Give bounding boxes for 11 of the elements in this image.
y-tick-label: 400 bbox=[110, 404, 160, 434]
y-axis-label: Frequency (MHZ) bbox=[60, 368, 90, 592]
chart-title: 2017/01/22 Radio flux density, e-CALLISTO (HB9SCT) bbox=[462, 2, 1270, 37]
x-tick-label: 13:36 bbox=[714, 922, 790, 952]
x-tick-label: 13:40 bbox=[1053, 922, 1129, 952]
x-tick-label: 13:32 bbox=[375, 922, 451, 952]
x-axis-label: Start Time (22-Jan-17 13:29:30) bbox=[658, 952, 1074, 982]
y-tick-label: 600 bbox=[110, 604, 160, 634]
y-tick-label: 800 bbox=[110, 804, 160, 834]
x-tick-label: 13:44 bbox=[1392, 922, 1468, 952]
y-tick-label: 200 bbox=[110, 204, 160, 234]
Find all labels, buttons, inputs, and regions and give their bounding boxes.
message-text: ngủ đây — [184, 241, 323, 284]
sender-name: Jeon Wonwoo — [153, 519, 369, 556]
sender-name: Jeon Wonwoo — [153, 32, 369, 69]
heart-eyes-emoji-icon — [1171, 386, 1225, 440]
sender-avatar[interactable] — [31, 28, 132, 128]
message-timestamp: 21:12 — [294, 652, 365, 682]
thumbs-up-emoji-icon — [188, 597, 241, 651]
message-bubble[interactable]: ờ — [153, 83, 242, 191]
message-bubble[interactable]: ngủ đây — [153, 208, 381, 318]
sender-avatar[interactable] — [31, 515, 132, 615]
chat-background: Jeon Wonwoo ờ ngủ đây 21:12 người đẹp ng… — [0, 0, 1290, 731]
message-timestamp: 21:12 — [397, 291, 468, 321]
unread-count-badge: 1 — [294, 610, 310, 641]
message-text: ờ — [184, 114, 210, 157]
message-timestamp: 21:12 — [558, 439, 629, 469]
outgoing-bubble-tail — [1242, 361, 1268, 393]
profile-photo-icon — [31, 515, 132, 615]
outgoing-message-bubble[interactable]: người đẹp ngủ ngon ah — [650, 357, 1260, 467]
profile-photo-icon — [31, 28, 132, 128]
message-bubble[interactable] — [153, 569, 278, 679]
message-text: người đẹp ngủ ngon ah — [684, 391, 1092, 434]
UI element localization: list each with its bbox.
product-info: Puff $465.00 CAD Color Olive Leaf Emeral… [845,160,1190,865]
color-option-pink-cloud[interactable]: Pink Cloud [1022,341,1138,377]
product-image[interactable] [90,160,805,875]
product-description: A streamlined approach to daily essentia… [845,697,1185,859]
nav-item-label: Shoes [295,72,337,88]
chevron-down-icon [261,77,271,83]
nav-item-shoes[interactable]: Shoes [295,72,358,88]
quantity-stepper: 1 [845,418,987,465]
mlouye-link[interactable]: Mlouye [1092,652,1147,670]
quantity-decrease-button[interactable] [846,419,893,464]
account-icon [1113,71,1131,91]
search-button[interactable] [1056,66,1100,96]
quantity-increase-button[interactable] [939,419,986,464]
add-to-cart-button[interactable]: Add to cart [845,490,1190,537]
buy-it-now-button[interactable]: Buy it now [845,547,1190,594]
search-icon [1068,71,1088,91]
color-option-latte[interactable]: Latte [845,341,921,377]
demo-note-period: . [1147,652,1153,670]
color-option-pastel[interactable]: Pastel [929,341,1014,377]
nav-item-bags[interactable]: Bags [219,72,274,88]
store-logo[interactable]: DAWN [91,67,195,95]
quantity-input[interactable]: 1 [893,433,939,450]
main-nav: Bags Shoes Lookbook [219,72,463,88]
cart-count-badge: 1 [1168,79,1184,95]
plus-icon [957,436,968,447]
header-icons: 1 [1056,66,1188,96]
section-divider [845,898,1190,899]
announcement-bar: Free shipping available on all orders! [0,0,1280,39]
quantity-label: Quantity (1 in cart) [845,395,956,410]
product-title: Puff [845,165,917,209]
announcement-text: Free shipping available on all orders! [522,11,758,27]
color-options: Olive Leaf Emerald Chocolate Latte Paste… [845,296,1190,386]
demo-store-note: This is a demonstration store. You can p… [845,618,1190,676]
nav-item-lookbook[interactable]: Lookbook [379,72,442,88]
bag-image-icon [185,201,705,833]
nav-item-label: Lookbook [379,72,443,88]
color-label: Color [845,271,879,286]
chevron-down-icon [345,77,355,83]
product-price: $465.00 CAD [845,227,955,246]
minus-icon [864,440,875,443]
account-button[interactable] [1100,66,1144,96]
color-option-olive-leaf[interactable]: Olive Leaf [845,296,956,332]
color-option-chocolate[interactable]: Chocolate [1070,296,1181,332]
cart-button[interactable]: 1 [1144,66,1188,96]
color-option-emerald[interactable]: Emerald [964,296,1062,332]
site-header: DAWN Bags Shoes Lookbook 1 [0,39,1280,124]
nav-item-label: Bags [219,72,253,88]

..............................

* _GIVEN REQUEST_
Pick out every line of the material that contains the string "tick".

* _ANSWER FOR THE TASK_
y-tick-label: 400 bbox=[110, 404, 160, 434]
x-tick-label: 13:36 bbox=[714, 922, 790, 952]
x-tick-label: 13:40 bbox=[1053, 922, 1129, 952]
x-tick-label: 13:32 bbox=[375, 922, 451, 952]
y-tick-label: 600 bbox=[110, 604, 160, 634]
y-tick-label: 800 bbox=[110, 804, 160, 834]
x-tick-label: 13:44 bbox=[1392, 922, 1468, 952]
y-tick-label: 200 bbox=[110, 204, 160, 234]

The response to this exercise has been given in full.